From the entries underneath, give the number of lines holding the word "DGKI", without any other words.

----- Extracted data

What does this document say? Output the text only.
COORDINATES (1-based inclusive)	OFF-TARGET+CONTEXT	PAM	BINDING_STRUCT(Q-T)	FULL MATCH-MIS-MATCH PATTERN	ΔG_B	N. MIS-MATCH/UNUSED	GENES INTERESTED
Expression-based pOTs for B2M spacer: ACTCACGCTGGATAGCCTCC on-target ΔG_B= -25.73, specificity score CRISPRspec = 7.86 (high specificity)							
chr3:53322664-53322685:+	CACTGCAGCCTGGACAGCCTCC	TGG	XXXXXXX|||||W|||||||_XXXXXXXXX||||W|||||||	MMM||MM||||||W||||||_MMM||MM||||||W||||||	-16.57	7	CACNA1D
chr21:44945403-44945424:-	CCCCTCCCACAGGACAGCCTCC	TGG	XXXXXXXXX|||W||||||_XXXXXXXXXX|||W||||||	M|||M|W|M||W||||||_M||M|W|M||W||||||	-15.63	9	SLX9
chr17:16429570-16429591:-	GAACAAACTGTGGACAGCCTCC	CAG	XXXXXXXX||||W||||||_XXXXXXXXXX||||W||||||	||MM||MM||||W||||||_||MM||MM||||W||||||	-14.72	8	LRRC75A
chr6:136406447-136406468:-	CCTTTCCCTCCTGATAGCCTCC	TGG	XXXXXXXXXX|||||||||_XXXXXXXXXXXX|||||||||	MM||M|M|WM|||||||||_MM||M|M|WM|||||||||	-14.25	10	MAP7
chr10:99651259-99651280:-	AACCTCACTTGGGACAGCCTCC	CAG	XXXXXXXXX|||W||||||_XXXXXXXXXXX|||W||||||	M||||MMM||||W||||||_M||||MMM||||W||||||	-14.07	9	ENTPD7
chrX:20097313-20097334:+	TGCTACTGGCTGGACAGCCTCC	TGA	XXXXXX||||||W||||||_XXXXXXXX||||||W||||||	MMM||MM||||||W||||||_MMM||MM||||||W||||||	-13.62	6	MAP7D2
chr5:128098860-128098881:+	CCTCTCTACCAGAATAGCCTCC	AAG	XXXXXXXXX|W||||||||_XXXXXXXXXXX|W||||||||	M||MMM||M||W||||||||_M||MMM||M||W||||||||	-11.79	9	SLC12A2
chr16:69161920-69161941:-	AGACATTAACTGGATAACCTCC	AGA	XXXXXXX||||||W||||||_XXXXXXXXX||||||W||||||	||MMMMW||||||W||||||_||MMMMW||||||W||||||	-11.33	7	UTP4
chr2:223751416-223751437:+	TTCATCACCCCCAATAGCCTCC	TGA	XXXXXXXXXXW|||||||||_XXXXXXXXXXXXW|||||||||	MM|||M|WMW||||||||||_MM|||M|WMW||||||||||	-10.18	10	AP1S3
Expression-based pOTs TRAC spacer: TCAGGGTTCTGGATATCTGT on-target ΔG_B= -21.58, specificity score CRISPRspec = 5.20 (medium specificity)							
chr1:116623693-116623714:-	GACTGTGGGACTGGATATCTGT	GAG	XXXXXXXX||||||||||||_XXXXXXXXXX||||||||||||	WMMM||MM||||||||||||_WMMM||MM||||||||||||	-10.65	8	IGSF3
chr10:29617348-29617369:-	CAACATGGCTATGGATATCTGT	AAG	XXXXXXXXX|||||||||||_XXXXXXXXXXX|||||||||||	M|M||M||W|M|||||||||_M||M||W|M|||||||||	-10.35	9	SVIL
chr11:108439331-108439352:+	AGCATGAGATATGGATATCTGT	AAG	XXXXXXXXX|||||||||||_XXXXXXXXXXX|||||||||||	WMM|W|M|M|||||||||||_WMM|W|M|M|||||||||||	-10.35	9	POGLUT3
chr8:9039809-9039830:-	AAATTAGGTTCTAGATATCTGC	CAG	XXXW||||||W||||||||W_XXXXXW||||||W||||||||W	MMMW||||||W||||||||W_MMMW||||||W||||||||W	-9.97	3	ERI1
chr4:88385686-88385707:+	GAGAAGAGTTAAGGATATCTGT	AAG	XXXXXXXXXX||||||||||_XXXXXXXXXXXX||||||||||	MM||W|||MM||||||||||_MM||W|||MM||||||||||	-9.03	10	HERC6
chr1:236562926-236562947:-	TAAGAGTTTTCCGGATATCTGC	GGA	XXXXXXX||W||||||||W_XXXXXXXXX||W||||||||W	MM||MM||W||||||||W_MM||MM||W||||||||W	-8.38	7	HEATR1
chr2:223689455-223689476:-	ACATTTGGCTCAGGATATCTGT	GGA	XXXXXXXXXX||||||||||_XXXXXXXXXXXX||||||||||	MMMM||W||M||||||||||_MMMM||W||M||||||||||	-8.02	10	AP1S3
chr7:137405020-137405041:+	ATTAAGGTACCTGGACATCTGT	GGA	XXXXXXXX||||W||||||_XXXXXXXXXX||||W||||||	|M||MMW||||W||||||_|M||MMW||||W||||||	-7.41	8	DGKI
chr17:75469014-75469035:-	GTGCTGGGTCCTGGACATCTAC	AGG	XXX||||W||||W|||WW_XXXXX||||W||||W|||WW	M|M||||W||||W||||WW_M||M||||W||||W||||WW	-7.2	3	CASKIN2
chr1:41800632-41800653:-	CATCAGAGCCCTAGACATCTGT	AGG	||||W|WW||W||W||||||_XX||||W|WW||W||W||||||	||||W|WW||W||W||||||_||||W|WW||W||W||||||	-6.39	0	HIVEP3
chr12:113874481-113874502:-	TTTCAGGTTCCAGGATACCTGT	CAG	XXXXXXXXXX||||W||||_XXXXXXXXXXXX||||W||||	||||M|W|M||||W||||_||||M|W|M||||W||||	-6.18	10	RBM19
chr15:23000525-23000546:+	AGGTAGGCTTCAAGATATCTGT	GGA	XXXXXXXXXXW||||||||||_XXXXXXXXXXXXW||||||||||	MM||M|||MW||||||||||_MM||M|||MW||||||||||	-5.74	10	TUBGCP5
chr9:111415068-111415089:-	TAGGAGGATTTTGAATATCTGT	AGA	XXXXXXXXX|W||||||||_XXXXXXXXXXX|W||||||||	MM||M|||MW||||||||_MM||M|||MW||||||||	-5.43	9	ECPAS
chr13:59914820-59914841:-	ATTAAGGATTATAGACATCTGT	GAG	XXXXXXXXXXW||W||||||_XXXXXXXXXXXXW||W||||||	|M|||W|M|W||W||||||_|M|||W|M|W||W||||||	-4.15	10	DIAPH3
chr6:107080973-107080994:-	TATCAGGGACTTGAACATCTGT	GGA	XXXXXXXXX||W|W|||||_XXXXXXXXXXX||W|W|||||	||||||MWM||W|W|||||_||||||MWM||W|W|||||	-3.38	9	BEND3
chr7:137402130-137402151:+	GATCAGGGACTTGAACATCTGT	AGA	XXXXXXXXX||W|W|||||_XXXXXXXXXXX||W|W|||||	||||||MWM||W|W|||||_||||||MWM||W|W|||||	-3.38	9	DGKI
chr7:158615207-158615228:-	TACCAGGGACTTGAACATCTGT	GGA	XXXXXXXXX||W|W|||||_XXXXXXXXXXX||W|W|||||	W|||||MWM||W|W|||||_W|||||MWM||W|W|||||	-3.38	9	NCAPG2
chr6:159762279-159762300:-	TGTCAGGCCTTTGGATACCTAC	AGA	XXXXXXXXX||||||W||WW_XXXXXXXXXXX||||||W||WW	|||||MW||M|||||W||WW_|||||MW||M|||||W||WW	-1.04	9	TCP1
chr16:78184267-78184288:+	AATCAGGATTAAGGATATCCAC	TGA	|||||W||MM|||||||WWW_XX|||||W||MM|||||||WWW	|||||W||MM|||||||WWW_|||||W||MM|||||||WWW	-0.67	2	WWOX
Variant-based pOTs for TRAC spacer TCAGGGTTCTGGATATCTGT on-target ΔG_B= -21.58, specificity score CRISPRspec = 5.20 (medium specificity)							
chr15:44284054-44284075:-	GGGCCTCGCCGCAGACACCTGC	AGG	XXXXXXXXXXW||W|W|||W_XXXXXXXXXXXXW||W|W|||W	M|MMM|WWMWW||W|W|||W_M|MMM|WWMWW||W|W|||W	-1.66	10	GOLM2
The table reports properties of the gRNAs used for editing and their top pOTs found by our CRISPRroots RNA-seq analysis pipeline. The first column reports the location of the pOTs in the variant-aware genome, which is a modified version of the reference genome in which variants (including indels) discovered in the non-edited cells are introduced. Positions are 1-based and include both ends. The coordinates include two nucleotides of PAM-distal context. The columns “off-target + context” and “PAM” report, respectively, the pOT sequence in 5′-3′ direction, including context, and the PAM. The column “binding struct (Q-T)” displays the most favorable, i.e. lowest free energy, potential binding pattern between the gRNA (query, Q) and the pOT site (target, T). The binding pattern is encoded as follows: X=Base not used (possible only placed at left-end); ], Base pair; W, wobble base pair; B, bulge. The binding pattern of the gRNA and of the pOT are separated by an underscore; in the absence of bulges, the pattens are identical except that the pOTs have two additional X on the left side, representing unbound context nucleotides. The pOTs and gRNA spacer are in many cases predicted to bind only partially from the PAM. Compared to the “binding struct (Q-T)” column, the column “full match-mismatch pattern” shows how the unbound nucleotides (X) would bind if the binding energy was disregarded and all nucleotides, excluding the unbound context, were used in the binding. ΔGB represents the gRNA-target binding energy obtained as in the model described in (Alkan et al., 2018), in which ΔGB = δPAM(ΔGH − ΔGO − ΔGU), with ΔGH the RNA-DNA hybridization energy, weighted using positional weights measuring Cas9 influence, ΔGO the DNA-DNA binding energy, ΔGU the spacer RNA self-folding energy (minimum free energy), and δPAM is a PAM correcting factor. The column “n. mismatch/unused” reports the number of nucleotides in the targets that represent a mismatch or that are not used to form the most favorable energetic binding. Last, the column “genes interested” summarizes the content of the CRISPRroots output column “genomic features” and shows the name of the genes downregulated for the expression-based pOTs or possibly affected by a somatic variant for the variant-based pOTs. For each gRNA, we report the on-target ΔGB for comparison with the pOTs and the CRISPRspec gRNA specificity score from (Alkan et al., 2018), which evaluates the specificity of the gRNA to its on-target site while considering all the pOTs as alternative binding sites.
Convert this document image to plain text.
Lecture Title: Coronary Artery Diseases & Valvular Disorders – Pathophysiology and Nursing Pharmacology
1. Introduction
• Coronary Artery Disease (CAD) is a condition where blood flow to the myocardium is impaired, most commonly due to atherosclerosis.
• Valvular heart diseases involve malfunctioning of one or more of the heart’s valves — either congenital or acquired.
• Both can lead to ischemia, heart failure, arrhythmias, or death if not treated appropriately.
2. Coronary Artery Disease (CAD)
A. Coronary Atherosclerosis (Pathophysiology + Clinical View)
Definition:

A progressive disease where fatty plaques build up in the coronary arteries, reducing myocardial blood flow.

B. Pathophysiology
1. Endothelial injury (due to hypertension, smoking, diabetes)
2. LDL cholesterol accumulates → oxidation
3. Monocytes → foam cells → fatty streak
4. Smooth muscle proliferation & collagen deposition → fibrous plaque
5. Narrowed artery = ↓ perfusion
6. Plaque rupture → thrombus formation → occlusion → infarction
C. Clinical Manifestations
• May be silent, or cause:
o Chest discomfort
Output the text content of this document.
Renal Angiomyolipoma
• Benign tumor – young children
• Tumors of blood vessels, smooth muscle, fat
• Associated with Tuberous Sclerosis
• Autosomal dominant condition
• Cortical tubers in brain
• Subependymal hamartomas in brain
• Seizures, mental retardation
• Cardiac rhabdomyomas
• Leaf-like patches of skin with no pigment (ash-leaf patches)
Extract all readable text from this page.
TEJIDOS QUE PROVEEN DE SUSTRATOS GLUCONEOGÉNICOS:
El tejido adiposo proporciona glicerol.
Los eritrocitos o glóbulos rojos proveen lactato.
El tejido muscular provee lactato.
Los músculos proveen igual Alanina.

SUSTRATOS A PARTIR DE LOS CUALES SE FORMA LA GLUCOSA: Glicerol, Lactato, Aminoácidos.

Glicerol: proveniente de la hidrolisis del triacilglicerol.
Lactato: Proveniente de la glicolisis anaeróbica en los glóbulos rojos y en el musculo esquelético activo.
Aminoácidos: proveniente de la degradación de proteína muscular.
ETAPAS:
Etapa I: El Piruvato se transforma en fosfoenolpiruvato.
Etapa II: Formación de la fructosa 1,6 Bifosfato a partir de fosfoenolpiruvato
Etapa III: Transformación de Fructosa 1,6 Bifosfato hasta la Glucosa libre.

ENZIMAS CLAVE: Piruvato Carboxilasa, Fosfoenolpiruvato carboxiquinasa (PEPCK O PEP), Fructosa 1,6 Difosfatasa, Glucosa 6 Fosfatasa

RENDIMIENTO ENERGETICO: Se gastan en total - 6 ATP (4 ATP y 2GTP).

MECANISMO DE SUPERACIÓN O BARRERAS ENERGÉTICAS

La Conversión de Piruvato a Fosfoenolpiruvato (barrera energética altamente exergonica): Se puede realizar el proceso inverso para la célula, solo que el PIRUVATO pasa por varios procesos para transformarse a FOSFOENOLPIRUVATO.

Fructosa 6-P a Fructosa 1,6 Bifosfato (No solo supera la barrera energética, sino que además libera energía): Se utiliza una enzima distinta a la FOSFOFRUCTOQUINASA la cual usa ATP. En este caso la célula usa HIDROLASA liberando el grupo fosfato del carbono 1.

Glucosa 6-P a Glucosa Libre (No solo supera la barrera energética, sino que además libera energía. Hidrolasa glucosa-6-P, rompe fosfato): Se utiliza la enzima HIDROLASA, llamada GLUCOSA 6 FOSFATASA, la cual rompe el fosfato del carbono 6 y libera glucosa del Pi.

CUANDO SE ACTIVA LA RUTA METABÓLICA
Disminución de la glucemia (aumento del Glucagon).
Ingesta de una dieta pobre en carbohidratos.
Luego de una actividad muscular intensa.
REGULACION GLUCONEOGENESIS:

----------

### Answer to the problem
2